▶ [Exercise requirements]:
Transcribe each record below word for word.

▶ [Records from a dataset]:
┄┄┄┄┄┄┄┄┄┄┄┄┄┄┄┄┄┄┄┄

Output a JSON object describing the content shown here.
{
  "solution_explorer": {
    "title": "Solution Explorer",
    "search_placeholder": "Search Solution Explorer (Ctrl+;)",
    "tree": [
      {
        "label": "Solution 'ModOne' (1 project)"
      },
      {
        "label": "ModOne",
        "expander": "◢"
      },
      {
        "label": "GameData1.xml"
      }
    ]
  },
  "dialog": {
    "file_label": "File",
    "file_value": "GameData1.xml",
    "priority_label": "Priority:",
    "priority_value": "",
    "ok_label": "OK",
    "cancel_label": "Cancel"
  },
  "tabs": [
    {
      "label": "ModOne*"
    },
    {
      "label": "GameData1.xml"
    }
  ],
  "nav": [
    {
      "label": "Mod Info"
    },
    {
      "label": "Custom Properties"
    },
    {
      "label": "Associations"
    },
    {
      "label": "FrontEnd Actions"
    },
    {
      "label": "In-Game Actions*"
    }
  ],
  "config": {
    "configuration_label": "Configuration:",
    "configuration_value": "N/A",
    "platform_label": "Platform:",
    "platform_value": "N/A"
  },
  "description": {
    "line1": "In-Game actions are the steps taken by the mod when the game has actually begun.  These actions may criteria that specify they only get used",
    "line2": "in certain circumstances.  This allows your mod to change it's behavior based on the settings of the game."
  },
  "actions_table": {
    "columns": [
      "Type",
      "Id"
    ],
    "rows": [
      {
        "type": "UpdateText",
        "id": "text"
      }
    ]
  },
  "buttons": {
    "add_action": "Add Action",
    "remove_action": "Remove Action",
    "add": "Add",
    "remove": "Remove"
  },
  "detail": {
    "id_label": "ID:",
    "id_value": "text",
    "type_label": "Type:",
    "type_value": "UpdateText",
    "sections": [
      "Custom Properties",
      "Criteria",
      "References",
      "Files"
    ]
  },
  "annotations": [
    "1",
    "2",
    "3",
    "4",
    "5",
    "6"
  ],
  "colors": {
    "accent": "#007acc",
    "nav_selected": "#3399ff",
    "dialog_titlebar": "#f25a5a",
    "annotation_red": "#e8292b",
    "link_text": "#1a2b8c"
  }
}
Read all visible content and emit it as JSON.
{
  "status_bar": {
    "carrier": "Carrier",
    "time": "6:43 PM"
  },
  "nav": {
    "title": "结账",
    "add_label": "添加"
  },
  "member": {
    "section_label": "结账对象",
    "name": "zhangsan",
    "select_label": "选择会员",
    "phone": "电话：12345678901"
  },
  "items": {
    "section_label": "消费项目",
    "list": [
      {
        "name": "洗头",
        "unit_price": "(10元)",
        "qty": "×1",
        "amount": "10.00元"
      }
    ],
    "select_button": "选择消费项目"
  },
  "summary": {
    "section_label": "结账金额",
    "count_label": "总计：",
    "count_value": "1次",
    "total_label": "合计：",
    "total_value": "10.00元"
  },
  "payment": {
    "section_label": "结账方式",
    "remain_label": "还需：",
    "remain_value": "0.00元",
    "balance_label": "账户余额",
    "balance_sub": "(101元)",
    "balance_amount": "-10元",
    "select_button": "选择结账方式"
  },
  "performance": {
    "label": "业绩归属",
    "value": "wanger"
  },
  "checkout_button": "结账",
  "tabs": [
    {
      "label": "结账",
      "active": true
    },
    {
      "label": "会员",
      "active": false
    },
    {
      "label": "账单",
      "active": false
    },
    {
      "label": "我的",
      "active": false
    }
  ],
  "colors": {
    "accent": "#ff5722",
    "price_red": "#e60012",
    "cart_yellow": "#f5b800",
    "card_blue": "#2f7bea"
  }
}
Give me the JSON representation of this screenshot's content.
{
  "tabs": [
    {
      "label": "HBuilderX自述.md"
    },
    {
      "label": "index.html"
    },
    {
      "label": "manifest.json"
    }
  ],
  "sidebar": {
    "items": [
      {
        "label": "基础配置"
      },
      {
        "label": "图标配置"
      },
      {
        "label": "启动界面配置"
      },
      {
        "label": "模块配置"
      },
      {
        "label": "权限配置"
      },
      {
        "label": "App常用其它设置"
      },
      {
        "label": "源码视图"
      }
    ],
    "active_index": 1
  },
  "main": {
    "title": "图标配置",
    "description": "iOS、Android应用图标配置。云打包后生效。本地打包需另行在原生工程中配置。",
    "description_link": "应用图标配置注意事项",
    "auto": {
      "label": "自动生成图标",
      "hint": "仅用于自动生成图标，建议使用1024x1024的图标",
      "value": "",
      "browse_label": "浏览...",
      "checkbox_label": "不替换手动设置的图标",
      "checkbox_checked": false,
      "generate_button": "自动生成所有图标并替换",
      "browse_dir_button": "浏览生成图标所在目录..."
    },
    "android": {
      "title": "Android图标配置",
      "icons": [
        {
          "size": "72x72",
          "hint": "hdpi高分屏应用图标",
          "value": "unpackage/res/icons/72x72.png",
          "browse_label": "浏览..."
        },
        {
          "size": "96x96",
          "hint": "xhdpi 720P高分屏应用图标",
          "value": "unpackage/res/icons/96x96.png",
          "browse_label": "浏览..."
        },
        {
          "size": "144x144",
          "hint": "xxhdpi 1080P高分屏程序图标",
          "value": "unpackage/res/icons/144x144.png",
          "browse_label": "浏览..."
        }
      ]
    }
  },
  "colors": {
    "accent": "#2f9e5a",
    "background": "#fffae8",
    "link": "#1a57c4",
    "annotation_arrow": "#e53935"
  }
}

┄┄┄┄┄┄┄┄┄┄┄┄┄┄┄┄┄┄┄┄

▶ [Correct output]:
Output a JSON object describing the content shown here.
{
  "solution_explorer": {
    "title": "Solution Explorer",
    "search_placeholder": "Search Solution Explorer (Ctrl+;)",
    "tree": [
      {
        "label": "Solution 'ModOne' (1 project)"
      },
      {
        "label": "ModOne",
        "expander": "◢"
      },
      {
        "label": "GameData1.xml"
      }
    ]
  },
  "dialog": {
    "file_label": "File",
    "file_value": "GameData1.xml",
    "priority_label": "Priority:",
    "priority_value": "",
    "ok_label": "OK",
    "cancel_label": "Cancel"
  },
  "tabs": [
    {
      "label": "ModOne*"
    },
    {
      "label": "GameData1.xml"
    }
  ],
  "nav": [
    {
      "label": "Mod Info"
    },
    {
      "label": "Custom Properties"
    },
    {
      "label": "Associations"
    },
    {
      "label": "FrontEnd Actions"
    },
    {
      "label": "In-Game Actions*"
    }
  ],
  "config": {
    "configuration_label": "Configuration:",
    "configuration_value": "N/A",
    "platform_label": "Platform:",
    "platform_value": "N/A"
  },
  "description": {
    "line1": "In-Game actions are the steps taken by the mod when the game has actually begun.  These actions may criteria that specify they only get used",
    "line2": "in certain circumstances.  This allows your mod to change it's behavior based on the settings of the game."
  },
  "actions_table": {
    "columns": [
      "Type",
      "Id"
    ],
    "rows": [
      {
        "type": "UpdateText",
        "id": "text"
      }
    ]
  },
  "buttons": {
    "add_action": "Add Action",
    "remove_action": "Remove Action",
    "add": "Add",
    "remove": "Remove"
  },
  "detail": {
    "id_label": "ID:",
    "id_value": "text",
    "type_label": "Type:",
    "type_value": "UpdateText",
    "sections": [
      "Custom Properties",
      "Criteria",
      "References",
      "Files"
    ]
  },
  "annotations": [
    "1",
    "2",
    "3",
    "4",
    "5",
    "6"
  ],
  "colors": {
    "accent": "#007acc",
    "nav_selected": "#3399ff",
    "dialog_titlebar": "#f25a5a",
    "annotation_red": "#e8292b",
    "link_text": "#1a2b8c"
  }
}
Read all visible content and emit it as JSON.
{
  "status_bar": {
    "carrier": "Carrier",
    "time": "6:43 PM"
  },
  "nav": {
    "title": "结账",
    "add_label": "添加"
  },
  "member": {
    "section_label": "结账对象",
    "name": "zhangsan",
    "select_label": "选择会员",
    "phone": "电话：12345678901"
  },
  "items": {
    "section_label": "消费项目",
    "list": [
      {
        "name": "洗头",
        "unit_price": "(10元)",
        "qty": "×1",
        "amount": "10.00元"
      }
    ],
    "select_button": "选择消费项目"
  },
  "summary": {
    "section_label": "结账金额",
    "count_label": "总计：",
    "count_value": "1次",
    "total_label": "合计：",
    "total_value": "10.00元"
  },
  "payment": {
    "section_label": "结账方式",
    "remain_label": "还需：",
    "remain_value": "0.00元",
    "balance_label": "账户余额",
    "balance_sub": "(101元)",
    "balance_amount": "-10元",
    "select_button": "选择结账方式"
  },
  "performance": {
    "label": "业绩归属",
    "value": "wanger"
  },
  "checkout_button": "结账",
  "tabs": [
    {
      "label": "结账",
      "active": true
    },
    {
      "label": "会员",
      "active": false
    },
    {
      "label": "账单",
      "active": false
    },
    {
      "label": "我的",
      "active": false
    }
  ],
  "colors": {
    "accent": "#ff5722",
    "price_red": "#e60012",
    "cart_yellow": "#f5b800",
    "card_blue": "#2f7bea"
  }
}
Give me the JSON representation of this screenshot's content.
{
  "tabs": [
    {
      "label": "HBuilderX自述.md"
    },
    {
      "label": "index.html"
    },
    {
      "label": "manifest.json"
    }
  ],
  "sidebar": {
    "items": [
      {
        "label": "基础配置"
      },
      {
        "label": "图标配置"
      },
      {
        "label": "启动界面配置"
      },
      {
        "label": "模块配置"
      },
      {
        "label": "权限配置"
      },
      {
        "label": "App常用其它设置"
      },
      {
        "label": "源码视图"
      }
    ],
    "active_index": 1
  },
  "main": {
    "title": "图标配置",
    "description": "iOS、Android应用图标配置。云打包后生效。本地打包需另行在原生工程中配置。",
    "description_link": "应用图标配置注意事项",
    "auto": {
      "label": "自动生成图标",
      "hint": "仅用于自动生成图标，建议使用1024x1024的图标",
      "value": "",
      "browse_label": "浏览...",
      "checkbox_label": "不替换手动设置的图标",
      "checkbox_checked": false,
      "generate_button": "自动生成所有图标并替换",
      "browse_dir_button": "浏览生成图标所在目录..."
    },
    "android": {
      "title": "Android图标配置",
      "icons": [
        {
          "size": "72x72",
          "hint": "hdpi高分屏应用图标",
          "value": "unpackage/res/icons/72x72.png",
          "browse_label": "浏览..."
        },
        {
          "size": "96x96",
          "hint": "xhdpi 720P高分屏应用图标",
          "value": "unpackage/res/icons/96x96.png",
          "browse_label": "浏览..."
        },
        {
          "size": "144x144",
          "hint": "xxhdpi 1080P高分屏程序图标",
          "value": "unpackage/res/icons/144x144.png",
          "browse_label": "浏览..."
        }
      ]
    }
  },
  "colors": {
    "accent": "#2f9e5a",
    "background": "#fffae8",
    "link": "#1a57c4",
    "annotation_arrow": "#e53935"
  }
}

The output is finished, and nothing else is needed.